- **Problem requirements**:
Work out how many lines hold "name". Give the number and nothing else.

————

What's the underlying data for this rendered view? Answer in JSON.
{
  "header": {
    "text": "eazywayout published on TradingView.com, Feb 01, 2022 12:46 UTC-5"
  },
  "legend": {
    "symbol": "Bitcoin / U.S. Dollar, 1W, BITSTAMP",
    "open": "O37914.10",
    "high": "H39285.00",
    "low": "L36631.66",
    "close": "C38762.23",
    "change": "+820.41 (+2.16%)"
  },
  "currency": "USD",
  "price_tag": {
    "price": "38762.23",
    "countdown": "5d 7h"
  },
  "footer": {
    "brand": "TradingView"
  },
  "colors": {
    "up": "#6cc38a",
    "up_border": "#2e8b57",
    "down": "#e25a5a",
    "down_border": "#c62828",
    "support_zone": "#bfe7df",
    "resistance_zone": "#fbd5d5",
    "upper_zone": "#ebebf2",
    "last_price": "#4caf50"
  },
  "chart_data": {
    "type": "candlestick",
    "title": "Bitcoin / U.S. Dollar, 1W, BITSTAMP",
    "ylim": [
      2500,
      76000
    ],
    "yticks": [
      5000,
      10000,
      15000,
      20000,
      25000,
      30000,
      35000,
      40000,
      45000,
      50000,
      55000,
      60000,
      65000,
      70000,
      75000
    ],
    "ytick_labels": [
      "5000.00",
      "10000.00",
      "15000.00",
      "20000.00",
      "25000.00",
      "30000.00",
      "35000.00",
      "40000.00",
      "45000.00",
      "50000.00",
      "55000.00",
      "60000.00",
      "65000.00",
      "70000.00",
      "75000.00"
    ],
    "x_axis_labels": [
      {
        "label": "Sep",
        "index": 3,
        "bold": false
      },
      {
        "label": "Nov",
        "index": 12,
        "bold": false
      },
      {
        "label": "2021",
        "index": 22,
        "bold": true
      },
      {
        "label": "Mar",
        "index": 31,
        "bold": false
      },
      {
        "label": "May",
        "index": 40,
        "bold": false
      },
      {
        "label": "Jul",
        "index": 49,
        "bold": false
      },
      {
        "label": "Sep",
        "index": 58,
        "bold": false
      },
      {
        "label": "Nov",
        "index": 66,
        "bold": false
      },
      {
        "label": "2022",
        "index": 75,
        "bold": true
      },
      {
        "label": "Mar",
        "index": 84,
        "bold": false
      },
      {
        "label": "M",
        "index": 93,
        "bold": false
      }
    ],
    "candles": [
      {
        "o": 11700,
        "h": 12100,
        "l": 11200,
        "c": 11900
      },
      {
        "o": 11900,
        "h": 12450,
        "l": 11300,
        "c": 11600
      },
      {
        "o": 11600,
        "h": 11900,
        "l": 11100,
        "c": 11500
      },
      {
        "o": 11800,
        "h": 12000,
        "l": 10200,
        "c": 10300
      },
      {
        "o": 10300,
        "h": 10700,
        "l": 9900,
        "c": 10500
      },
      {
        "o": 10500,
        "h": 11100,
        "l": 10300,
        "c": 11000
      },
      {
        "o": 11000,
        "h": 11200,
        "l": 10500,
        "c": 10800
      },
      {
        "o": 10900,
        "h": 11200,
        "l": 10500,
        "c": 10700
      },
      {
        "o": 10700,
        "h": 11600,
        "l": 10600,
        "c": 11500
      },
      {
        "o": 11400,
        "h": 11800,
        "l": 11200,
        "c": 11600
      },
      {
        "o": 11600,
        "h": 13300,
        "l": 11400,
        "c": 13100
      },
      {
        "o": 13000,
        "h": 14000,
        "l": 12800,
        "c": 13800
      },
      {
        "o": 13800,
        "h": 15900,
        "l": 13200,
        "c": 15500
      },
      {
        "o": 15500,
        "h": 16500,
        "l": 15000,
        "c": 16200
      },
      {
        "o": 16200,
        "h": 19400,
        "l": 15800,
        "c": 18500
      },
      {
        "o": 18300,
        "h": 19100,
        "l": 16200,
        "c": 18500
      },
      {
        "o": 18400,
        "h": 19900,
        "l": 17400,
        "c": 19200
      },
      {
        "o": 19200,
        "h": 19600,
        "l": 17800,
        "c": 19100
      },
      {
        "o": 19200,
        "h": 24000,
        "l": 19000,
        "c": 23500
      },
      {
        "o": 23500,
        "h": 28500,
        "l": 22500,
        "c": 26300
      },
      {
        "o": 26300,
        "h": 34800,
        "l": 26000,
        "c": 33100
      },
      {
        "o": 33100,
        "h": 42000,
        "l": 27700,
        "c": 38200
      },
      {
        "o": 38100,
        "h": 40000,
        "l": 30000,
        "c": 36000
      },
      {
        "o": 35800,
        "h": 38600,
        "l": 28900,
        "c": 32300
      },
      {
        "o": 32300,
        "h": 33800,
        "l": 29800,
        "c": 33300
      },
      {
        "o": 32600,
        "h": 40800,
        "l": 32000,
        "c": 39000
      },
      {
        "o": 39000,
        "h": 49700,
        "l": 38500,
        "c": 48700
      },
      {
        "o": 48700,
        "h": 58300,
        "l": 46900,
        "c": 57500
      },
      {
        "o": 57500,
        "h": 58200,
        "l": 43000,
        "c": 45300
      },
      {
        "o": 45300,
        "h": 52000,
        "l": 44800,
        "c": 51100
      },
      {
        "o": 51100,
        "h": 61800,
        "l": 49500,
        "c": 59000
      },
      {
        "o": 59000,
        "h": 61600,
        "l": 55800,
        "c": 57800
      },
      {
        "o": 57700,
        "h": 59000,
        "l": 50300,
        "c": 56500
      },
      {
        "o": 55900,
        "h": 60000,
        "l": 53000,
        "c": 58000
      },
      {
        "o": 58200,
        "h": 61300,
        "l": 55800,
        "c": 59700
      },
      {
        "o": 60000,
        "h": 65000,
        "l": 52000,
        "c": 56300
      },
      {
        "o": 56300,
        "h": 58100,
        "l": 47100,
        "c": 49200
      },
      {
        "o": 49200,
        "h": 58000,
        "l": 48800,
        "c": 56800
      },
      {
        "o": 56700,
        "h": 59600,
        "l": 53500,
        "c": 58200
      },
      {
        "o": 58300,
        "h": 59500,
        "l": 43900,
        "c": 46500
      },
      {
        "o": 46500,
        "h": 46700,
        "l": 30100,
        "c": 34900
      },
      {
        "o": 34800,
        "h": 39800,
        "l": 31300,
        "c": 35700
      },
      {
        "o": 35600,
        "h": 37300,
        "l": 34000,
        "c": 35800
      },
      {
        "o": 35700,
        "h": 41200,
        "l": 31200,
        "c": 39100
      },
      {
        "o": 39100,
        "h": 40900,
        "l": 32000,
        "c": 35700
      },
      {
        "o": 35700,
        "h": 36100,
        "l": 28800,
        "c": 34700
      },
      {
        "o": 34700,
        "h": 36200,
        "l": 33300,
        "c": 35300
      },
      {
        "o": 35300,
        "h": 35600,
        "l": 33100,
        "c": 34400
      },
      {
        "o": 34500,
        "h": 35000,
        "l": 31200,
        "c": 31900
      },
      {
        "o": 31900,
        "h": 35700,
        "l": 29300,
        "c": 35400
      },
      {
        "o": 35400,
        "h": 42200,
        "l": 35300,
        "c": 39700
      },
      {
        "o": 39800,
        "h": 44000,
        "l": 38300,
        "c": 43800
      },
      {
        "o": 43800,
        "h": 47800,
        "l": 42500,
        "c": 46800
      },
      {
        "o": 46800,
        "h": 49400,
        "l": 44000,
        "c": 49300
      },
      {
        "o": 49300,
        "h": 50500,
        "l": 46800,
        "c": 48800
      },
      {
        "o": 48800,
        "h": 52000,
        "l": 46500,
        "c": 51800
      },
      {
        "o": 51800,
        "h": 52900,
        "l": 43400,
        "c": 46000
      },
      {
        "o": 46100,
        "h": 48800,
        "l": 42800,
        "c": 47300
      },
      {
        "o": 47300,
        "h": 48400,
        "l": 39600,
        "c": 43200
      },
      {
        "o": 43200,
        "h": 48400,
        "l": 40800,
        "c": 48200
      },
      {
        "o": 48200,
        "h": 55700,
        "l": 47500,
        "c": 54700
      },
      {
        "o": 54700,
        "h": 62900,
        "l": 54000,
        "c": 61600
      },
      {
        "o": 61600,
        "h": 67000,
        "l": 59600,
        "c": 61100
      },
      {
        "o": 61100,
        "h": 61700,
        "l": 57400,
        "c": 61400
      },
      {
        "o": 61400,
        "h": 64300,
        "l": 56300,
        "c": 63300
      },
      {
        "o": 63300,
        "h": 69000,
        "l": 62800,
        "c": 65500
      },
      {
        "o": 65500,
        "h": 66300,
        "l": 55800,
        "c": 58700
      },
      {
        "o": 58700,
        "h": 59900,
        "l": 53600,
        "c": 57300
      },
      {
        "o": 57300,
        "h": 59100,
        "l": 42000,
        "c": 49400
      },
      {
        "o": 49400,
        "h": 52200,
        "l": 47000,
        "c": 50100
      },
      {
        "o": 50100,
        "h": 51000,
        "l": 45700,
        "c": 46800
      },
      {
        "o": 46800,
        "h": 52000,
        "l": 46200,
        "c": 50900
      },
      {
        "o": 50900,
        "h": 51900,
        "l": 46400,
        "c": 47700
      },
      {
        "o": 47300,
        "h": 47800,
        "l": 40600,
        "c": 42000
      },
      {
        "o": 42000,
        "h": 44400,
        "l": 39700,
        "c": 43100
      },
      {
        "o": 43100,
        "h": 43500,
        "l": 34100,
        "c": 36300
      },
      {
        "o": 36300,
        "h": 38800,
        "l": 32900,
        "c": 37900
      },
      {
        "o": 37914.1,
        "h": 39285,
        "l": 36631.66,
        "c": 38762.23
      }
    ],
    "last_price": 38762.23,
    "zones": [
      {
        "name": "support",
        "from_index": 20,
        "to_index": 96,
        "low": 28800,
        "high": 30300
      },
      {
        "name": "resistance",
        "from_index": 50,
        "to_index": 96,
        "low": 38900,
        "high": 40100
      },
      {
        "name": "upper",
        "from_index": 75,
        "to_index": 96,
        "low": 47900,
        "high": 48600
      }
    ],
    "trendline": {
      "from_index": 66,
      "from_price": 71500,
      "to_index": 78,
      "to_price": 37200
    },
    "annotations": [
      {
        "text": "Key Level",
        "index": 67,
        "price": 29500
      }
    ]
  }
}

————

- **Final answer**:
3